# [Required work]
Locate the lines where "type" occurs and copy them as they stand.

━━━ Extracted entries ━━━

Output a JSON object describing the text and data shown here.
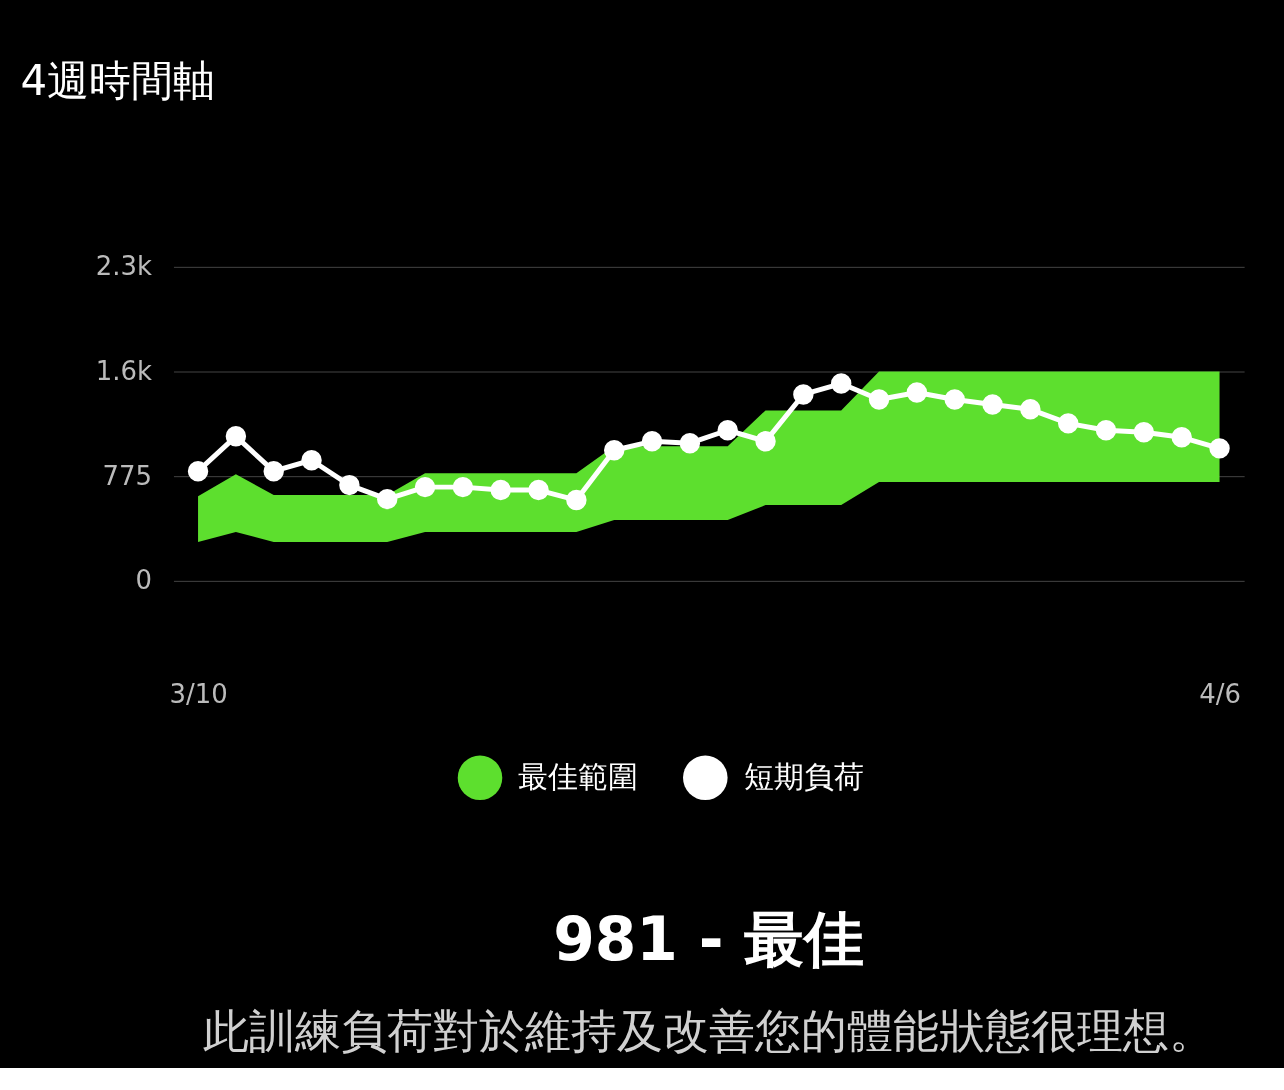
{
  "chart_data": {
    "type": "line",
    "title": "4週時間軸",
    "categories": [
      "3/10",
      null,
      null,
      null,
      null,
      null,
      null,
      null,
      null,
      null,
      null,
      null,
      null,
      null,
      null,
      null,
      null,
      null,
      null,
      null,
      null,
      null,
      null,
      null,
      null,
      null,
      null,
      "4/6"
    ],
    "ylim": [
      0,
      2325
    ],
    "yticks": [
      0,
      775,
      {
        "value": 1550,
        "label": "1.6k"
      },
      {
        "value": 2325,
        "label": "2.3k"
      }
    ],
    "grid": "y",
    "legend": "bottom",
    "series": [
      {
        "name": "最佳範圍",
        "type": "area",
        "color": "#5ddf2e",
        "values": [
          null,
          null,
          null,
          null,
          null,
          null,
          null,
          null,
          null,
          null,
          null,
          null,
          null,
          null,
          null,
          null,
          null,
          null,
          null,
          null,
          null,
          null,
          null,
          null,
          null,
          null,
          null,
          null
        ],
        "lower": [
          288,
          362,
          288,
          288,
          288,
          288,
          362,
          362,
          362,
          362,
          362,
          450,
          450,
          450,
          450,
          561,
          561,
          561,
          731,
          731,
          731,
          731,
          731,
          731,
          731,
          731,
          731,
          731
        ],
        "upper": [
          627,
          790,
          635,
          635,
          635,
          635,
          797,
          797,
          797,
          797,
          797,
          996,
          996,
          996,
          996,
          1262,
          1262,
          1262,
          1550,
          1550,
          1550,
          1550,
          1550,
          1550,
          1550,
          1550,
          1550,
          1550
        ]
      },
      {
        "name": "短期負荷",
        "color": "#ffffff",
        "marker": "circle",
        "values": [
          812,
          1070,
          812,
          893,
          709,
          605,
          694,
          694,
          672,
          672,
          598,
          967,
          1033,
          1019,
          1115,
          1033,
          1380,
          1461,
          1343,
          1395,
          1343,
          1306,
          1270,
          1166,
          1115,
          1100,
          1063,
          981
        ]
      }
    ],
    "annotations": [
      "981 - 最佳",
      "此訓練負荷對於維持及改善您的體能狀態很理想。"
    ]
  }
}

━━━
━━━ Extracted entries ━━━

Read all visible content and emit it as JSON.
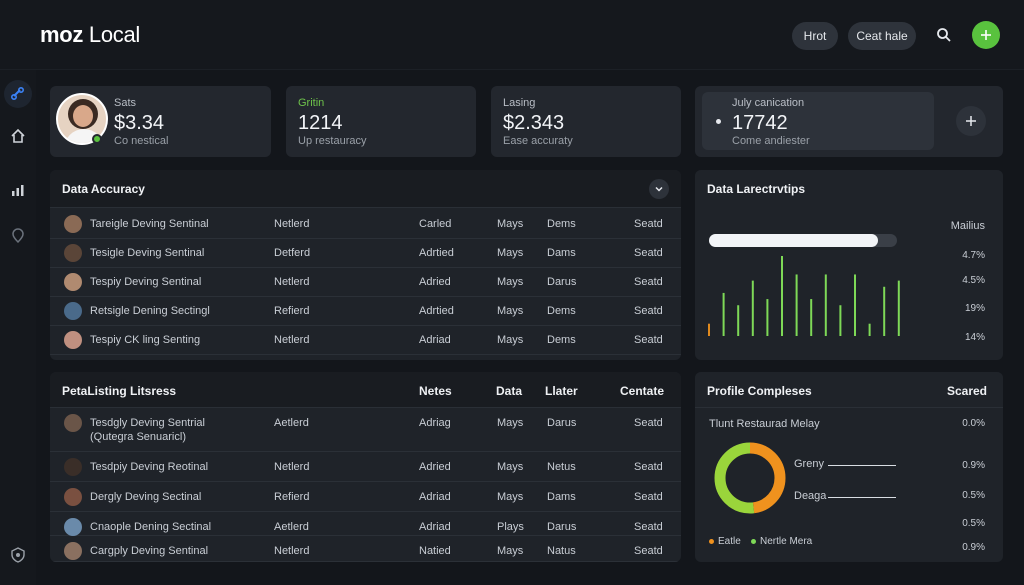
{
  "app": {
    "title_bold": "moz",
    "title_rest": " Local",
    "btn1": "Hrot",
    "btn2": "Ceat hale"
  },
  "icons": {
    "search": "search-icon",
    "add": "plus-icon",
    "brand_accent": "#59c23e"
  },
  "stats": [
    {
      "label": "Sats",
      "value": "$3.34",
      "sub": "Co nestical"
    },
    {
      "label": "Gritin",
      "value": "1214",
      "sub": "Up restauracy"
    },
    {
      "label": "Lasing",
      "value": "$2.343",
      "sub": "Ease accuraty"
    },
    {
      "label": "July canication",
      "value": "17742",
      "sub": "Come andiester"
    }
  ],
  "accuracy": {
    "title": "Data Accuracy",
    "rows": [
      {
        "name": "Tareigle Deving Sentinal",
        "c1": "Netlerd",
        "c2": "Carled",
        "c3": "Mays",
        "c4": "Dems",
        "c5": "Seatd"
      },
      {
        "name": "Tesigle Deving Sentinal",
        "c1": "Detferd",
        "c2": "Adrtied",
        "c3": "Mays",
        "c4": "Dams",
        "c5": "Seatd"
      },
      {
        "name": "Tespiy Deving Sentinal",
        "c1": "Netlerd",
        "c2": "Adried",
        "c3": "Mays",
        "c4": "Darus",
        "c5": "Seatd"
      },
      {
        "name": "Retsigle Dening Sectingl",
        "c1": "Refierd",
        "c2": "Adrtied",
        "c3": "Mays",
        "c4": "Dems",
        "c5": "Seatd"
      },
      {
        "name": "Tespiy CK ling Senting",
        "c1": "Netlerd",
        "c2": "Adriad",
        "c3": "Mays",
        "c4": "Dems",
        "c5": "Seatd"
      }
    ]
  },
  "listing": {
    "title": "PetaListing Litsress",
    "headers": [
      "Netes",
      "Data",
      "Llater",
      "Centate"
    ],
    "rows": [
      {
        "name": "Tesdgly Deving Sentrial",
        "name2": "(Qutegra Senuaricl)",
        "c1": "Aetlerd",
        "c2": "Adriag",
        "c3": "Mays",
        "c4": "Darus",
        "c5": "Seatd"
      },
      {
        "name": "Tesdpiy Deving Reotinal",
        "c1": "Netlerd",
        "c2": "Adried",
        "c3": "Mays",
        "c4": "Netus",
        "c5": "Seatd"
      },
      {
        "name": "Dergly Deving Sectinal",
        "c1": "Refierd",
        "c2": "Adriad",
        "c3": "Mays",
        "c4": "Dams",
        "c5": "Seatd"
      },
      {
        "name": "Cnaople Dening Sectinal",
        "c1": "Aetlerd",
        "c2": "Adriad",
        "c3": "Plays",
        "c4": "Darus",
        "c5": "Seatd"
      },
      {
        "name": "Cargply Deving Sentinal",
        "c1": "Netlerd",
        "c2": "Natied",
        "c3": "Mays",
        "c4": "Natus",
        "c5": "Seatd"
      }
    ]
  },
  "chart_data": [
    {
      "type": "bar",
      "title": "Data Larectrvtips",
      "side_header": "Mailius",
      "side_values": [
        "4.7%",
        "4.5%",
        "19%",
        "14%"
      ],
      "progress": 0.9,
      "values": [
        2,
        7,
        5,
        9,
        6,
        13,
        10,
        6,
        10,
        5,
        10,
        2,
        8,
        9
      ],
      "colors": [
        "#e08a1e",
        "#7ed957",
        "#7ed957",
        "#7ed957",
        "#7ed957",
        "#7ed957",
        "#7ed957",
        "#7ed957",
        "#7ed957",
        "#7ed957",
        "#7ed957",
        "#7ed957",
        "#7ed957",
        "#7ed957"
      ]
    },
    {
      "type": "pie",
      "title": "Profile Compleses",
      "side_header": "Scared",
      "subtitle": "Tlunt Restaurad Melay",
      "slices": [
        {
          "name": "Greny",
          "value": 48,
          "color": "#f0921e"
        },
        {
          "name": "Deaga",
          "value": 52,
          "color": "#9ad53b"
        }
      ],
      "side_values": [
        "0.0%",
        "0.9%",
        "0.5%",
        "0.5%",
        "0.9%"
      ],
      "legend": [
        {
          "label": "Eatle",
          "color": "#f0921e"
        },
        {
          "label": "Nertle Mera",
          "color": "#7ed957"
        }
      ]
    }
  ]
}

━━━

# [Solution to this task]
    "type": "line",
        "type": "area",
      "type": "bar",
      "type": "pie",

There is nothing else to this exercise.